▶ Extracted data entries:
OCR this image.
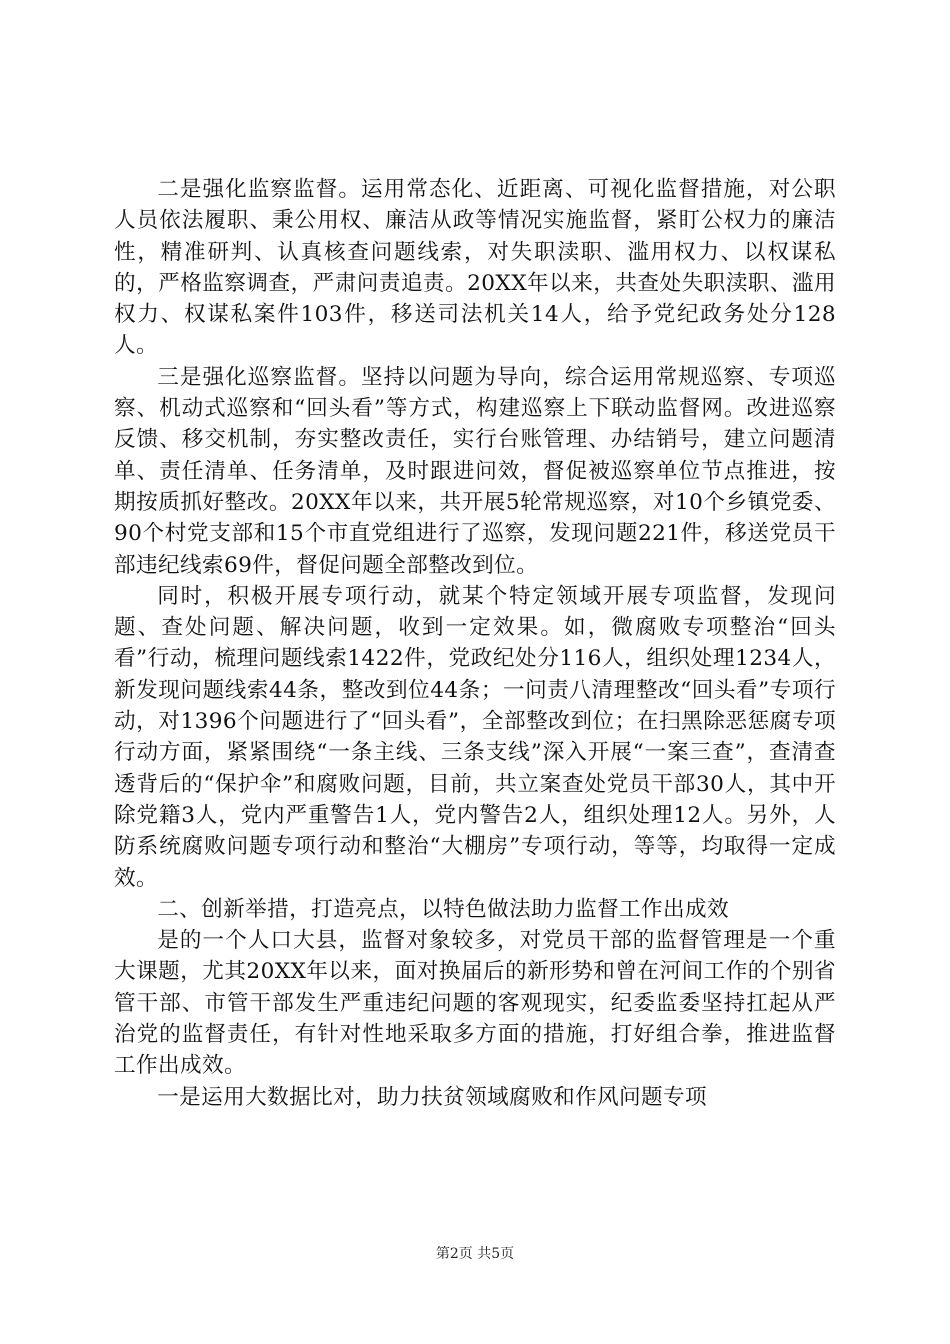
二是强化监察监督。运用常态化、近距离、可视化监督措施，对公职人员依法履职、秉公用权、廉洁从政等情况实施监督，紧盯公权力的廉洁性，精准研判、认真核查问题线索，对失职渎职、滥用权力、以权谋私的，严格监察调查，严肃问责追责。20XX年以来，共查处失职渎职、滥用权力、权谋私案件103件，移送司法机关14人，给予党纪政务处分128人。

三是强化巡察监督。坚持以问题为导向，综合运用常规巡察、专项巡察、机动式巡察和“回头看”等方式，构建巡察上下联动监督网。改进巡察反馈、移交机制，夯实整改责任，实行台账管理、办结销号，建立问题清单、责任清单、任务清单，及时跟进问效，督促被巡察单位节点推进，按期按质抓好整改。20XX年以来，共开展5轮常规巡察，对10个乡镇党委、90个村党支部和15个市直党组进行了巡察，发现问题221件，移送党员干部违纪线索69件，督促问题全部整改到位。

同时，积极开展专项行动，就某个特定领域开展专项监督，发现问题、查处问题、解决问题，收到一定效果。如，微腐败专项整治“回头看”行动，梳理问题线索1422件，党政纪处分116人，组织处理1234人，新发现问题线索44条，整改到位44条；一问责八清理整改“回头看”专项行动，对1396个问题进行了“回头看”，全部整改到位；在扫黑除恶惩腐专项行动方面，紧紧围绕“一条主线、三条支线”深入开展“一案三查”，查清查透背后的“保护伞”和腐败问题，目前，共立案查处党员干部30人，其中开除党籍3人，党内严重警告1人，党内警告2人，组织处理12人。另外，人防系统腐败问题专项行动和整治“大棚房”专项行动，等等，均取得一定成效。

二、创新举措，打造亮点，以特色做法助力监督工作出成效

是的一个人口大县，监督对象较多，对党员干部的监督管理是一个重大课题，尤其20XX年以来，面对换届后的新形势和曾在河间工作的个别省管干部、市管干部发生严重违纪问题的客观现实，纪委监委坚持扛起从严治党的监督责任，有针对性地采取多方面的措施，打好组合拳，推进监督工作出成效。

一是运用大数据比对，助力扶贫领域腐败和作风问题专项

第2页 共5页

▶ PROMPT: The records above are to be quoted exactly, with all pictures left out.

▶ RESULT:
OCR this image.
二是强化监察监督。运用常态化、近距离、可视化监督措施，对公职人员依法履职、秉公用权、廉洁从政等情况实施监督，紧盯公权力的廉洁性，精准研判、认真核查问题线索，对失职渎职、滥用权力、以权谋私的，严格监察调查，严肃问责追责。20XX年以来，共查处失职渎职、滥用权力、权谋私案件103件，移送司法机关14人，给予党纪政务处分128人。

三是强化巡察监督。坚持以问题为导向，综合运用常规巡察、专项巡察、机动式巡察和“回头看”等方式，构建巡察上下联动监督网。改进巡察反馈、移交机制，夯实整改责任，实行台账管理、办结销号，建立问题清单、责任清单、任务清单，及时跟进问效，督促被巡察单位节点推进，按期按质抓好整改。20XX年以来，共开展5轮常规巡察，对10个乡镇党委、90个村党支部和15个市直党组进行了巡察，发现问题221件，移送党员干部违纪线索69件，督促问题全部整改到位。

同时，积极开展专项行动，就某个特定领域开展专项监督，发现问题、查处问题、解决问题，收到一定效果。如，微腐败专项整治“回头看”行动，梳理问题线索1422件，党政纪处分116人，组织处理1234人，新发现问题线索44条，整改到位44条；一问责八清理整改“回头看”专项行动，对1396个问题进行了“回头看”，全部整改到位；在扫黑除恶惩腐专项行动方面，紧紧围绕“一条主线、三条支线”深入开展“一案三查”，查清查透背后的“保护伞”和腐败问题，目前，共立案查处党员干部30人，其中开除党籍3人，党内严重警告1人，党内警告2人，组织处理12人。另外，人防系统腐败问题专项行动和整治“大棚房”专项行动，等等，均取得一定成效。

二、创新举措，打造亮点，以特色做法助力监督工作出成效

是的一个人口大县，监督对象较多，对党员干部的监督管理是一个重大课题，尤其20XX年以来，面对换届后的新形势和曾在河间工作的个别省管干部、市管干部发生严重违纪问题的客观现实，纪委监委坚持扛起从严治党的监督责任，有针对性地采取多方面的措施，打好组合拳，推进监督工作出成效。

一是运用大数据比对，助力扶贫领域腐败和作风问题专项

第2页 共5页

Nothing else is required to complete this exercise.